* START Records for this task *

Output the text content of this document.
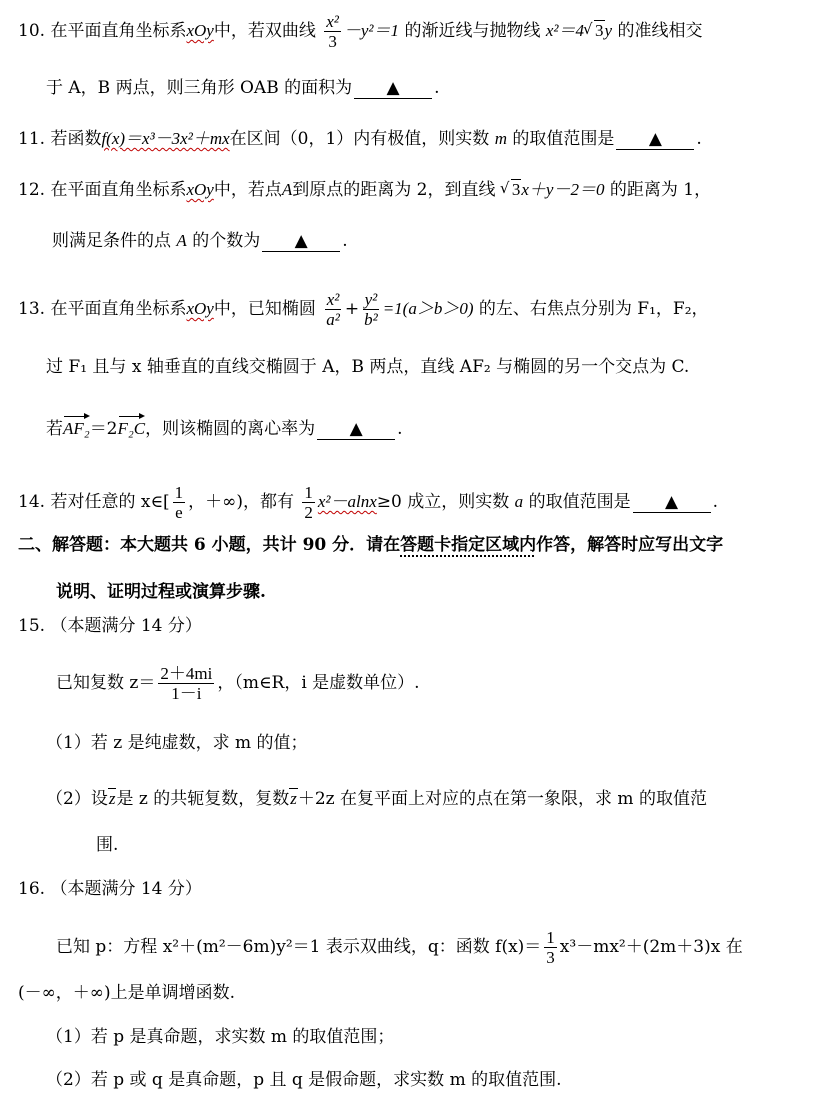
10. 在平面直角坐标系xOy中，若双曲线 $\frac{\text{x²}}{3} -y^2=1$ 的渐近线与抛物线 x²＝4 √ 3y 的准线相交
于 A，B 两点，则三角形 OAB 的面积为 ▲ .
11. 若函数f(x)＝x³－3x²＋mx在区间（0，1）内有极值，则实数 m 的取值范围是 ▲ .
12. 在平面直角坐标系xOy中，若点A到原点的距离为 2，到直线 √ 3x＋y－2＝0 的距离为 1，
则满足条件的点 A 的个数为 ▲ .
13. 在平面直角坐标系xOy中，已知椭圆 $\frac{\text{x²}}{\text{a²}} + \frac{\text{y²}}{\text{b²}} =1(a>b>0)$ 的左、右焦点分别为 F₁，F₂，
过 F₁ 且与 x 轴垂直的直线交椭圆于 A，B 两点，直线 AF₂ 与椭圆的另一个交点为 C.
若AF₂＝2F₂C，则该椭圆的离心率为 ▲ .
14. 若对任意的 x∈[ $\frac{1}{e}$ ，＋∞)，都有 $\frac{1}{2} x^2-alnx\ge 0$ 成立，则实数 a 的取值范围是 ▲ .
二、解答题：本大题共 6 小题，共计 90 分．请在答题卡指定区域内作答，解答时应写出文字
说明、证明过程或演算步骤.
15. （本题满分 14 分）
已知复数 $z= \frac{2+4mi}{1-i}$ ，（m∈R，i 是虚数单位）.
（1）若 z 是纯虚数，求 m 的值；
（2）设z是 z 的共轭复数，复数z＋2z 在复平面上对应的点在第一象限，求 m 的取值范
围.
16. （本题满分 14 分）
已知 p：方程 x²＋(m²－6m)y²＝1 表示双曲线，q：函数 $f(x)= \frac{1}{3} x^3-mx^2+(2m+3)x$ 在
(－∞，＋∞)上是单调增函数.
（1）若 p 是真命题，求实数 m 的取值范围；
（2）若 p 或 q 是真命题，p 且 q 是假命题，求实数 m 的取值范围.
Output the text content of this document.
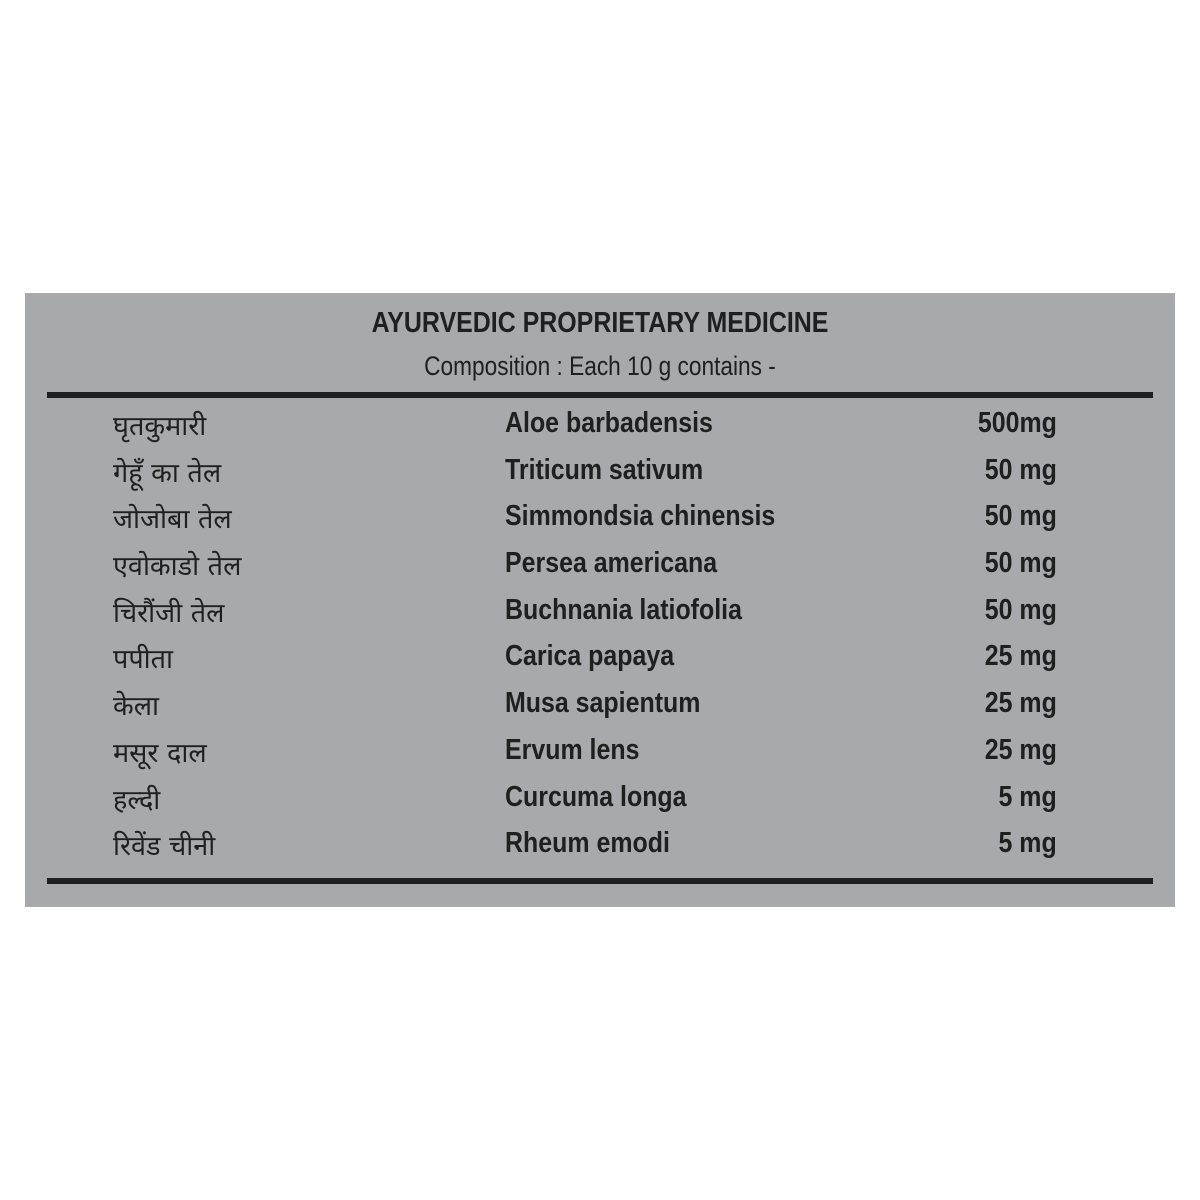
AYURVEDIC PROPRIETARY MEDICINE
Composition : Each 10 g contains -
घृतकुमारी	Aloe barbadensis	500mg
गेहूँ का तेल	Triticum sativum	50 mg
जोजोबा तेल	Simmondsia chinensis	50 mg
एवोकाडो तेल	Persea americana	50 mg
चिरौंजी तेल	Buchnania latiofolia	50 mg
पपीता	Carica papaya	25 mg
केला	Musa sapientum	25 mg
मसूर दाल	Ervum lens	25 mg
हल्दी	Curcuma longa	5 mg
रिवेंड चीनी	Rheum emodi	5 mg
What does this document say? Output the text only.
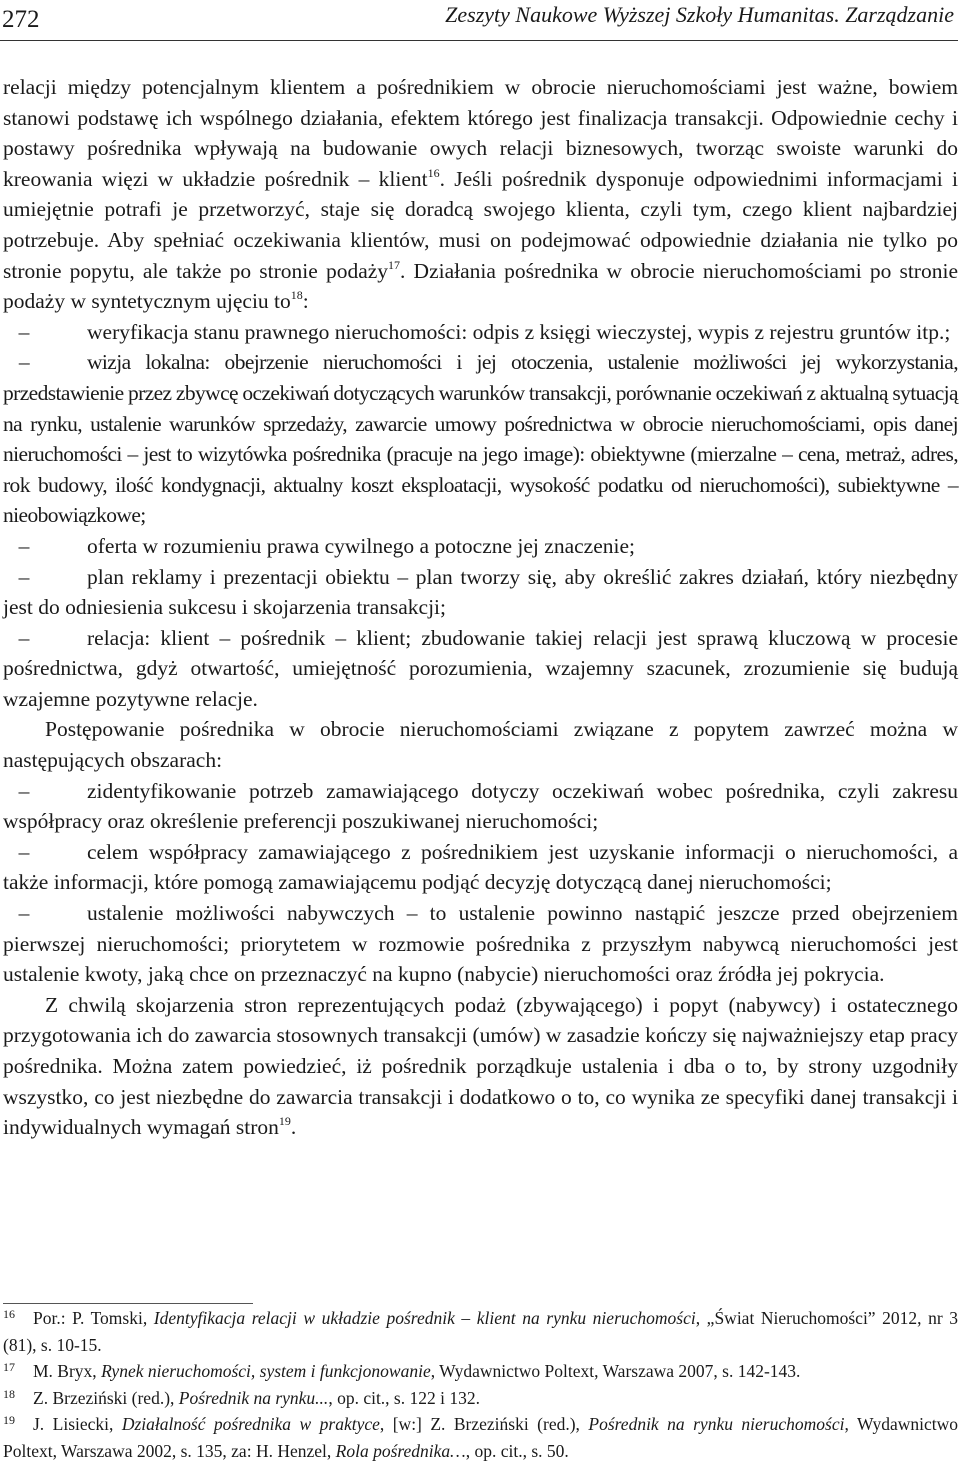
272	Zeszyty Naukowe Wyższej Szkoły Humanitas. Zarządzanie

relacji między potencjalnym klientem a pośrednikiem w obrocie nieruchomościami jest ważne, bowiem stanowi podstawę ich wspólnego działania, efektem którego jest finalizacja transakcji. Odpowiednie cechy i postawy pośrednika wpływają na budowanie owych relacji biznesowych, tworząc swoiste warunki do kreowania więzi w układzie pośrednik – klient$^{16}$. Jeśli pośrednik dysponuje odpowiednimi informacjami i umiejętnie potrafi je przetworzyć, staje się doradcą swojego klienta, czyli tym, czego klient najbardziej potrzebuje. Aby spełniać oczekiwania klientów, musi on podejmować odpowiednie działania nie tylko po stronie popytu, ale także po stronie podaży$^{17}$. Działania pośrednika w obrocie nieruchomościami po stronie podaży w syntetycznym ujęciu $to^{18}$:

–weryfikacja stanu prawnego nieruchomości: odpis z księgi wieczystej, wypis z rejestru gruntów itp.;

–wizja lokalna: obejrzenie nieruchomości i jej otoczenia, ustalenie możliwości jej wykorzystania, przedstawienie przez zbywcę oczekiwań dotyczących warunków transakcji, porównanie oczekiwań z aktualną sytuacją na rynku, ustalenie warunków sprzedaży, zawarcie umowy pośrednictwa w obrocie nieruchomościami, opis danej nieruchomości – jest to wizytówka pośrednika (pracuje na jego image): obiektywne (mierzalne – cena, metraż, adres, rok budowy, ilość kondygnacji, aktualny koszt eksploatacji, wysokość podatku od nieruchomości), subiektywne – nieobowiązkowe;

–oferta w rozumieniu prawa cywilnego a potoczne jej znaczenie;

–plan reklamy i prezentacji obiektu – plan tworzy się, aby określić zakres działań, który niezbędny jest do odniesienia sukcesu i skojarzenia transakcji;

–relacja: klient – pośrednik – klient; zbudowanie takiej relacji jest sprawą kluczową w procesie pośrednictwa, gdyż otwartość, umiejętność porozumienia, wzajemny szacunek, zrozumienie się budują wzajemne pozytywne relacje.

Postępowanie pośrednika w obrocie nieruchomościami związane z popytem zawrzeć można w następujących obszarach:

–zidentyfikowanie potrzeb zamawiającego dotyczy oczekiwań wobec pośrednika, czyli zakresu współpracy oraz określenie preferencji poszukiwanej nieruchomości;

–celem współpracy zamawiającego z pośrednikiem jest uzyskanie informacji o nieruchomości, a także informacji, które pomogą zamawiającemu podjąć decyzję dotyczącą danej nieruchomości;

–ustalenie możliwości nabywczych – to ustalenie powinno nastąpić jeszcze przed obejrzeniem pierwszej nieruchomości; priorytetem w rozmowie pośrednika z przyszłym nabywcą nieruchomości jest ustalenie kwoty, jaką chce on przeznaczyć na kupno (nabycie) nieruchomości oraz źródła jej pokrycia.

Z chwilą skojarzenia stron reprezentujących podaż (zbywającego) i popyt (nabywcy) i ostatecznego przygotowania ich do zawarcia stosownych transakcji (umów) w zasadzie kończy się najważniejszy etap pracy pośrednika. Można zatem powiedzieć, iż pośrednik porządkuje ustalenia i dba o to, by strony uzgodniły wszystko, co jest niezbędne do zawarcia transakcji i dodatkowo o to, co wynika ze specyfiki danej transakcji i indywidualnych wymagań stron$^{19}$.

16 Por.: P. Tomski, Identyfikacja relacji w układzie pośrednik – klient na rynku nieruchomości, „Świat Nieruchomości” 2012, nr 3 (81), s. 10-15.

17 M. Bryx, Rynek nieruchomości, system i funkcjonowanie, Wydawnictwo Poltext, Warszawa 2007, s. 142-143.

18 Z. Brzeziński (red.), Pośrednik na rynku..., op. cit., s. 122 i 132.

19 J. Lisiecki, Działalność pośrednika w praktyce, [w:] Z. Brzeziński (red.), Pośrednik na rynku nieruchomości, Wydawnictwo Poltext, Warszawa 2002, s. 135, za: H. Henzel, Rola pośrednika…, op. cit., s. 50.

* END Records for this task *

Return every line of the records exactly as given, pictures excluded.

(Written solution)
Output the text content of this document.
10. 在平面直角坐标系xOy中，若双曲线 $\frac{\text{x²}}{3} -y^2=1$ 的渐近线与抛物线 x²＝4 √ 3y 的准线相交
于 A，B 两点，则三角形 OAB 的面积为 ▲ .
11. 若函数f(x)＝x³－3x²＋mx在区间（0，1）内有极值，则实数 m 的取值范围是 ▲ .
12. 在平面直角坐标系xOy中，若点A到原点的距离为 2，到直线 √ 3x＋y－2＝0 的距离为 1，
则满足条件的点 A 的个数为 ▲ .
13. 在平面直角坐标系xOy中，已知椭圆 $\frac{\text{x²}}{\text{a²}} + \frac{\text{y²}}{\text{b²}} =1(a>b>0)$ 的左、右焦点分别为 F₁，F₂，
过 F₁ 且与 x 轴垂直的直线交椭圆于 A，B 两点，直线 AF₂ 与椭圆的另一个交点为 C.
若AF₂＝2F₂C，则该椭圆的离心率为 ▲ .
14. 若对任意的 x∈[ $\frac{1}{e}$ ，＋∞)，都有 $\frac{1}{2} x^2-alnx\ge 0$ 成立，则实数 a 的取值范围是 ▲ .
二、解答题：本大题共 6 小题，共计 90 分．请在答题卡指定区域内作答，解答时应写出文字
说明、证明过程或演算步骤.
15. （本题满分 14 分）
已知复数 $z= \frac{2+4mi}{1-i}$ ，（m∈R，i 是虚数单位）.
（1）若 z 是纯虚数，求 m 的值；
（2）设z是 z 的共轭复数，复数z＋2z 在复平面上对应的点在第一象限，求 m 的取值范
围.
16. （本题满分 14 分）
已知 p：方程 x²＋(m²－6m)y²＝1 表示双曲线，q：函数 $f(x)= \frac{1}{3} x^3-mx^2+(2m+3)x$ 在
(－∞，＋∞)上是单调增函数.
（1）若 p 是真命题，求实数 m 的取值范围；
（2）若 p 或 q 是真命题，p 且 q 是假命题，求实数 m 的取值范围.
Output the text content of this document.
AYURVEDIC PROPRIETARY MEDICINE
Composition : Each 10 g contains -
घृतकुमारी	Aloe barbadensis	500mg
गेहूँ का तेल	Triticum sativum	50 mg
जोजोबा तेल	Simmondsia chinensis	50 mg
एवोकाडो तेल	Persea americana	50 mg
चिरौंजी तेल	Buchnania latiofolia	50 mg
पपीता	Carica papaya	25 mg
केला	Musa sapientum	25 mg
मसूर दाल	Ervum lens	25 mg
हल्दी	Curcuma longa	5 mg
रिवेंड चीनी	Rheum emodi	5 mg
What does this document say? Output the text only.
272	Zeszyty Naukowe Wyższej Szkoły Humanitas. Zarządzanie

relacji między potencjalnym klientem a pośrednikiem w obrocie nieruchomościami jest ważne, bowiem stanowi podstawę ich wspólnego działania, efektem którego jest finalizacja transakcji. Odpowiednie cechy i postawy pośrednika wpływają na budowanie owych relacji biznesowych, tworząc swoiste warunki do kreowania więzi w układzie pośrednik – klient$^{16}$. Jeśli pośrednik dysponuje odpowiednimi informacjami i umiejętnie potrafi je przetworzyć, staje się doradcą swojego klienta, czyli tym, czego klient najbardziej potrzebuje. Aby spełniać oczekiwania klientów, musi on podejmować odpowiednie działania nie tylko po stronie popytu, ale także po stronie podaży$^{17}$. Działania pośrednika w obrocie nieruchomościami po stronie podaży w syntetycznym ujęciu $to^{18}$:

–weryfikacja stanu prawnego nieruchomości: odpis z księgi wieczystej, wypis z rejestru gruntów itp.;

–wizja lokalna: obejrzenie nieruchomości i jej otoczenia, ustalenie możliwości jej wykorzystania, przedstawienie przez zbywcę oczekiwań dotyczących warunków transakcji, porównanie oczekiwań z aktualną sytuacją na rynku, ustalenie warunków sprzedaży, zawarcie umowy pośrednictwa w obrocie nieruchomościami, opis danej nieruchomości – jest to wizytówka pośrednika (pracuje na jego image): obiektywne (mierzalne – cena, metraż, adres, rok budowy, ilość kondygnacji, aktualny koszt eksploatacji, wysokość podatku od nieruchomości), subiektywne – nieobowiązkowe;

–oferta w rozumieniu prawa cywilnego a potoczne jej znaczenie;

–plan reklamy i prezentacji obiektu – plan tworzy się, aby określić zakres działań, który niezbędny jest do odniesienia sukcesu i skojarzenia transakcji;

–relacja: klient – pośrednik – klient; zbudowanie takiej relacji jest sprawą kluczową w procesie pośrednictwa, gdyż otwartość, umiejętność porozumienia, wzajemny szacunek, zrozumienie się budują wzajemne pozytywne relacje.

Postępowanie pośrednika w obrocie nieruchomościami związane z popytem zawrzeć można w następujących obszarach:

–zidentyfikowanie potrzeb zamawiającego dotyczy oczekiwań wobec pośrednika, czyli zakresu współpracy oraz określenie preferencji poszukiwanej nieruchomości;

–celem współpracy zamawiającego z pośrednikiem jest uzyskanie informacji o nieruchomości, a także informacji, które pomogą zamawiającemu podjąć decyzję dotyczącą danej nieruchomości;

–ustalenie możliwości nabywczych – to ustalenie powinno nastąpić jeszcze przed obejrzeniem pierwszej nieruchomości; priorytetem w rozmowie pośrednika z przyszłym nabywcą nieruchomości jest ustalenie kwoty, jaką chce on przeznaczyć na kupno (nabycie) nieruchomości oraz źródła jej pokrycia.

Z chwilą skojarzenia stron reprezentujących podaż (zbywającego) i popyt (nabywcy) i ostatecznego przygotowania ich do zawarcia stosownych transakcji (umów) w zasadzie kończy się najważniejszy etap pracy pośrednika. Można zatem powiedzieć, iż pośrednik porządkuje ustalenia i dba o to, by strony uzgodniły wszystko, co jest niezbędne do zawarcia transakcji i dodatkowo o to, co wynika ze specyfiki danej transakcji i indywidualnych wymagań stron$^{19}$.

16 Por.: P. Tomski, Identyfikacja relacji w układzie pośrednik – klient na rynku nieruchomości, „Świat Nieruchomości” 2012, nr 3 (81), s. 10-15.

17 M. Bryx, Rynek nieruchomości, system i funkcjonowanie, Wydawnictwo Poltext, Warszawa 2007, s. 142-143.

18 Z. Brzeziński (red.), Pośrednik na rynku..., op. cit., s. 122 i 132.

19 J. Lisiecki, Działalność pośrednika w praktyce, [w:] Z. Brzeziński (red.), Pośrednik na rynku nieruchomości, Wydawnictwo Poltext, Warszawa 2002, s. 135, za: H. Henzel, Rola pośrednika…, op. cit., s. 50.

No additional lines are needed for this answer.